### SET TASK
Your task is to copy each line that has the word "Macchiato".

Some records
┄┄┄┄┄┄
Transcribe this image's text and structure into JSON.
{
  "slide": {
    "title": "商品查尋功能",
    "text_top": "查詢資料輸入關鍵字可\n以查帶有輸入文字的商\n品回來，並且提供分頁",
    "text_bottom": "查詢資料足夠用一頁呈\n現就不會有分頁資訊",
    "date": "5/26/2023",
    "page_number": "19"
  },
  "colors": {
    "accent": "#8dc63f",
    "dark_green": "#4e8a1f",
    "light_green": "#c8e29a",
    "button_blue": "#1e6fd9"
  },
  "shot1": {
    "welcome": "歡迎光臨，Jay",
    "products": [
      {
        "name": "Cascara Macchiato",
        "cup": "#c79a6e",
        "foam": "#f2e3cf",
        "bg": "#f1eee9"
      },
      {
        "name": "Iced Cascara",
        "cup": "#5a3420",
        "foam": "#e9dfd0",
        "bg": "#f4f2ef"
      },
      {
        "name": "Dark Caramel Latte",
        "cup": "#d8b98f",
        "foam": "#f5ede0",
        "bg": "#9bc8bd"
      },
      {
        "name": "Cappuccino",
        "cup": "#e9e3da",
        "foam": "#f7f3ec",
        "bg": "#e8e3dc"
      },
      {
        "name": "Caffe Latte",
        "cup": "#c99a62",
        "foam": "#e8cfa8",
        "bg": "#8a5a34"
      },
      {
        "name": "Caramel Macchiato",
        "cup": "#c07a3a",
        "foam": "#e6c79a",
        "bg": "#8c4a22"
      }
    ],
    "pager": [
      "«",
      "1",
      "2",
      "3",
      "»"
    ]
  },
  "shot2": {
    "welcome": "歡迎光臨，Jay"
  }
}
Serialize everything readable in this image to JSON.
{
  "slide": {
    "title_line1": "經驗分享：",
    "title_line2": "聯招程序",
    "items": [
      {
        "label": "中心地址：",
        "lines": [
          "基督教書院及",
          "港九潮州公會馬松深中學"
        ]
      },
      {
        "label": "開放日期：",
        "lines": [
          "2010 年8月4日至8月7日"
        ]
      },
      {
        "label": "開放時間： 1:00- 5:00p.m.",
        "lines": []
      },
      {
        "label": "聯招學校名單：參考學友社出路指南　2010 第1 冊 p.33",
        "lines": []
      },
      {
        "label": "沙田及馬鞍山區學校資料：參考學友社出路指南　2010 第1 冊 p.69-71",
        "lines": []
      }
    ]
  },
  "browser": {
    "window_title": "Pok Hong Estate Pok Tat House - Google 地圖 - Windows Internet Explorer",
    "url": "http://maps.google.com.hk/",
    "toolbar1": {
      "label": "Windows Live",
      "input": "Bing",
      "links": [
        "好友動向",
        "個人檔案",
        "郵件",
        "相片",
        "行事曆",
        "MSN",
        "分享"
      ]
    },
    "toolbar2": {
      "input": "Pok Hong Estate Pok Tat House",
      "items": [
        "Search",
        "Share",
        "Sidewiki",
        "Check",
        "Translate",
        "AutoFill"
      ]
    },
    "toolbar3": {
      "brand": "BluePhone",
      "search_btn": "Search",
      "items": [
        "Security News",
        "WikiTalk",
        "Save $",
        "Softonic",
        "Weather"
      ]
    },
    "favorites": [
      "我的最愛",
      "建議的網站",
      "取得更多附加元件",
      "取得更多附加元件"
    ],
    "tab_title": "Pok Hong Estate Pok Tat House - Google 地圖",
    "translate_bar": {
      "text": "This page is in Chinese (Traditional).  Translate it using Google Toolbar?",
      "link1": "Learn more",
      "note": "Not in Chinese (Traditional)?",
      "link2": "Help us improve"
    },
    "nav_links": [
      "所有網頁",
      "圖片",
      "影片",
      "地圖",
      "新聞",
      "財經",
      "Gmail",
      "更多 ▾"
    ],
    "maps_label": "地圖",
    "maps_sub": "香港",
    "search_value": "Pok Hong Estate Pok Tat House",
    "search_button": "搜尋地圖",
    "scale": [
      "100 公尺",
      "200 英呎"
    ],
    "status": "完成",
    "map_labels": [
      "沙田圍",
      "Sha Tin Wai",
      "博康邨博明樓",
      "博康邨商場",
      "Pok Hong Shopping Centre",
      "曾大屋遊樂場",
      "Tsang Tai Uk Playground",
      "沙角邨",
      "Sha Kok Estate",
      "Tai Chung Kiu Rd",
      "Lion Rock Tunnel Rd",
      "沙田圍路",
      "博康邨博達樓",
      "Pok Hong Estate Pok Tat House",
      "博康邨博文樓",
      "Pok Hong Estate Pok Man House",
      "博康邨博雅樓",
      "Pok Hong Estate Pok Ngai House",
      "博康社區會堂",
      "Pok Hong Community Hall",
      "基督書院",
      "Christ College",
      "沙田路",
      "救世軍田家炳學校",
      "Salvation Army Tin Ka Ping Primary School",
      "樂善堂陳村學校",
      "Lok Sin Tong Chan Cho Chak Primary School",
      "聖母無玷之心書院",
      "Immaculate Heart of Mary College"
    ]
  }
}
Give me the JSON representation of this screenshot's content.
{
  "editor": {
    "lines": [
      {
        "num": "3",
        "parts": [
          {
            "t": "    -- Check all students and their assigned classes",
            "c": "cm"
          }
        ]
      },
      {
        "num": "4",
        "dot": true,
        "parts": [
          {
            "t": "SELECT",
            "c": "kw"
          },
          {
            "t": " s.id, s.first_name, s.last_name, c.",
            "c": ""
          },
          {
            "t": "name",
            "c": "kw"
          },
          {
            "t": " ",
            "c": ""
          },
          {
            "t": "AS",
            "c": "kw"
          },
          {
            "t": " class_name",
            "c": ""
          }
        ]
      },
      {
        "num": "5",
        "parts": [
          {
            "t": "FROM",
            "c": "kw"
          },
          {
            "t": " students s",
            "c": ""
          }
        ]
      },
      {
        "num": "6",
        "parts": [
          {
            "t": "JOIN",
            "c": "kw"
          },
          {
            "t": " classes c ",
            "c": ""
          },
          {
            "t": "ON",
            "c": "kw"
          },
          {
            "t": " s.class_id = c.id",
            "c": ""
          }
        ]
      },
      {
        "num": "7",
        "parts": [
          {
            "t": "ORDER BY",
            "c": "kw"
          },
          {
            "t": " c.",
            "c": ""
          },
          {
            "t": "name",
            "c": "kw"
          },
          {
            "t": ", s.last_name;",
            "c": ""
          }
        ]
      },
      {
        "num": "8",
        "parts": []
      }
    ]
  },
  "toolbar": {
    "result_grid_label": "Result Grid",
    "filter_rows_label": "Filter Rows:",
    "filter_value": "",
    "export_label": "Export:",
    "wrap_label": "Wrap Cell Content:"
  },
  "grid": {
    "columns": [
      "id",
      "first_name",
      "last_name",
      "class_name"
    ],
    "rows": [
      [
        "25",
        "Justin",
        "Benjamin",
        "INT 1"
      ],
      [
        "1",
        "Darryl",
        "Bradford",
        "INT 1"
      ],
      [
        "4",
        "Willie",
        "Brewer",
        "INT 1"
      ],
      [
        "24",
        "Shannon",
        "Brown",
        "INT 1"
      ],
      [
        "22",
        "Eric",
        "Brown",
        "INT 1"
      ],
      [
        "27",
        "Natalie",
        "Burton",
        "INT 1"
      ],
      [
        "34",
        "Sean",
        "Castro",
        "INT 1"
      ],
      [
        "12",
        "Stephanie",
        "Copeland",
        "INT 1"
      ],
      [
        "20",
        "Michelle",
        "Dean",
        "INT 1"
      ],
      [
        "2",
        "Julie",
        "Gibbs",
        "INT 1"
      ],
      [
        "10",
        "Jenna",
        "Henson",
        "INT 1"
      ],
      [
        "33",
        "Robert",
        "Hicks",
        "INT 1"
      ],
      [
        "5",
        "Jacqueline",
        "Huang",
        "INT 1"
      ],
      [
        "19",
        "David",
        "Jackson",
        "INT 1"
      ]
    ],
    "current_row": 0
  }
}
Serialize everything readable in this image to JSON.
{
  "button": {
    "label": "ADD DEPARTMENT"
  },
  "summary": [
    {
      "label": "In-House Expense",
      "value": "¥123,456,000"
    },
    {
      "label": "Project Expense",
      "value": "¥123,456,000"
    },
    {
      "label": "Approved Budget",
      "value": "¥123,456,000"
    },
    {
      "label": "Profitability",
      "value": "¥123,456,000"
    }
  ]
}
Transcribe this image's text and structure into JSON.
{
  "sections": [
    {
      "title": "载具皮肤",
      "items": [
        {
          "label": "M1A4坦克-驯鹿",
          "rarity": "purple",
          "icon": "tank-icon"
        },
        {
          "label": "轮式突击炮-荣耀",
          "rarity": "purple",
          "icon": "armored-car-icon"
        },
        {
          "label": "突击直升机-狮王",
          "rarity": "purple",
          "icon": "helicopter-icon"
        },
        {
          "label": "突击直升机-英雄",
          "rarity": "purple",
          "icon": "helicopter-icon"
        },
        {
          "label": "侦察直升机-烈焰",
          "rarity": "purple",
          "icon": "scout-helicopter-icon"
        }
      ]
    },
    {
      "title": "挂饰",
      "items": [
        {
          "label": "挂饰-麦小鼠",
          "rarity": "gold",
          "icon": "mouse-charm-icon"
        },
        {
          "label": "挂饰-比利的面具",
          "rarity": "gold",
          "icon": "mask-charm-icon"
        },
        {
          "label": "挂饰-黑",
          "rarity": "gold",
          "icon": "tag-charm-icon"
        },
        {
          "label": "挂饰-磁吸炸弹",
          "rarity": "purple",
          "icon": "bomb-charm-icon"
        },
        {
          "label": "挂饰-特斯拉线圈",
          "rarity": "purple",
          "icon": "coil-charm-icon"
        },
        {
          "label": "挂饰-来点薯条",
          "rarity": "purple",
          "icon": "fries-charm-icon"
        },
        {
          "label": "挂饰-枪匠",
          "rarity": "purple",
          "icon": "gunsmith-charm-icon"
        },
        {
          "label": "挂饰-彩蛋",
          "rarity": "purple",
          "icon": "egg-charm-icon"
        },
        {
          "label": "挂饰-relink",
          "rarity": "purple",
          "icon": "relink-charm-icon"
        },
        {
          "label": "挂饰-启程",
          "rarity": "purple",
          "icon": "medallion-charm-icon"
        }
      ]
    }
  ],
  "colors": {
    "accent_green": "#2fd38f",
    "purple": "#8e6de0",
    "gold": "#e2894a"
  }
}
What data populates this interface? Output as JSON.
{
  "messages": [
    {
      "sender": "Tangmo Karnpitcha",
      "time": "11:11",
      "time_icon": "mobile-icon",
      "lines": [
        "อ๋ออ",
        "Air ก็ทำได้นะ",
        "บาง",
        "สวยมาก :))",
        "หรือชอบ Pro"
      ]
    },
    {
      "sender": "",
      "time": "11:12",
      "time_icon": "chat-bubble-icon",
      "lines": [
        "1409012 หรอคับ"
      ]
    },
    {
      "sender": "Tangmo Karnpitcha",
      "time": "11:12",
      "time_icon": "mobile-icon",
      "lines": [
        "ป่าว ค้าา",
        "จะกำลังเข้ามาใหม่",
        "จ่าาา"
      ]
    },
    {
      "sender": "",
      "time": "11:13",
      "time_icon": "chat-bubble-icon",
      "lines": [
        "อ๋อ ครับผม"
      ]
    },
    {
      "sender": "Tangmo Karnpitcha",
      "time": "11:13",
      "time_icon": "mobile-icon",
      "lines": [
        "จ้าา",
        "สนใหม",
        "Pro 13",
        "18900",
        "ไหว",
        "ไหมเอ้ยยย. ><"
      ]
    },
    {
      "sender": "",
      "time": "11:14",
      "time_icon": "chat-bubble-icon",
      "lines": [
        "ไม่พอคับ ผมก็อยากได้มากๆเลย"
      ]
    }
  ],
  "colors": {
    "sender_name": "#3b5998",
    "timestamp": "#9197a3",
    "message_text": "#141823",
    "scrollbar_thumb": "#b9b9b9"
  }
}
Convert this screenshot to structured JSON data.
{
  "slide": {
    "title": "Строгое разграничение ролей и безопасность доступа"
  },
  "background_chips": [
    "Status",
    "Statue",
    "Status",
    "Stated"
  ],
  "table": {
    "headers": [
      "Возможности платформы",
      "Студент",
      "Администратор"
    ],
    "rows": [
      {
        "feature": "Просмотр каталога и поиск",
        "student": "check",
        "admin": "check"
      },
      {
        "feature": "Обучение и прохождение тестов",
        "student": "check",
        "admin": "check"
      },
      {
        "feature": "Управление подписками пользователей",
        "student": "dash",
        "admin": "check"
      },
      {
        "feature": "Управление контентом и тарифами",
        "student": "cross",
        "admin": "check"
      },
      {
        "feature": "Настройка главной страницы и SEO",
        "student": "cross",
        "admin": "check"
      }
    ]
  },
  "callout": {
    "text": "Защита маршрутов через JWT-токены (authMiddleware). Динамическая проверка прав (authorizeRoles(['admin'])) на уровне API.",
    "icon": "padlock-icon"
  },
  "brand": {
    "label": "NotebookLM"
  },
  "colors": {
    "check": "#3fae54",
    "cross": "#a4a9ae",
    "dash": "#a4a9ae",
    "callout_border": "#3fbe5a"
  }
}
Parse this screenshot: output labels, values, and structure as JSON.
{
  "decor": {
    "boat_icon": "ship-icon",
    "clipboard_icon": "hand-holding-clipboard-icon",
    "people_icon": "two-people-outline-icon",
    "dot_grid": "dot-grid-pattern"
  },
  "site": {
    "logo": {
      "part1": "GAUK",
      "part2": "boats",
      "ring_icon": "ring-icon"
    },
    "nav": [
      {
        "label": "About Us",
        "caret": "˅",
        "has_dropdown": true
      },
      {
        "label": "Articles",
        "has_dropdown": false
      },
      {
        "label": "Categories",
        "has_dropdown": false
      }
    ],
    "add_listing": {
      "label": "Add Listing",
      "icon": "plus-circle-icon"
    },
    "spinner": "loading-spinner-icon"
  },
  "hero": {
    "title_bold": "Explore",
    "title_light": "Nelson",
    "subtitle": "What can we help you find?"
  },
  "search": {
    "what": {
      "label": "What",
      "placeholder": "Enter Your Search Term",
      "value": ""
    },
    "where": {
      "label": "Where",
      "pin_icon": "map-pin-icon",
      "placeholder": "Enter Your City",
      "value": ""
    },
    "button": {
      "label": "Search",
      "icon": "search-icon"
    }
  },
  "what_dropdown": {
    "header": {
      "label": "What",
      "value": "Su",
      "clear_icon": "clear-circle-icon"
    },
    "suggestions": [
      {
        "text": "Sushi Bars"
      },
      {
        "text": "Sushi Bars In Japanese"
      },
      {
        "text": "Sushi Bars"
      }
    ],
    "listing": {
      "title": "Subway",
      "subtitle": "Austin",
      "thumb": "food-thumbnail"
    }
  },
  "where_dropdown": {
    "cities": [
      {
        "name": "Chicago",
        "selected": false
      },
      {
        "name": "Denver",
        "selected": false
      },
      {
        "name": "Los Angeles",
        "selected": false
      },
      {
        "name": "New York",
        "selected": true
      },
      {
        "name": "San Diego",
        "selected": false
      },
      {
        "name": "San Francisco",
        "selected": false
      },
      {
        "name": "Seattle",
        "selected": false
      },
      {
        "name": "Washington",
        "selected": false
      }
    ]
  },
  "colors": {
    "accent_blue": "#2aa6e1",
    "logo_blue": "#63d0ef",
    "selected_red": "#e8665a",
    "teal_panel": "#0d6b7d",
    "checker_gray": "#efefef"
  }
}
┄┄┄┄┄┄
### FULL ANSWER
        "name": "Cascara Macchiato",
        "name": "Caramel Macchiato",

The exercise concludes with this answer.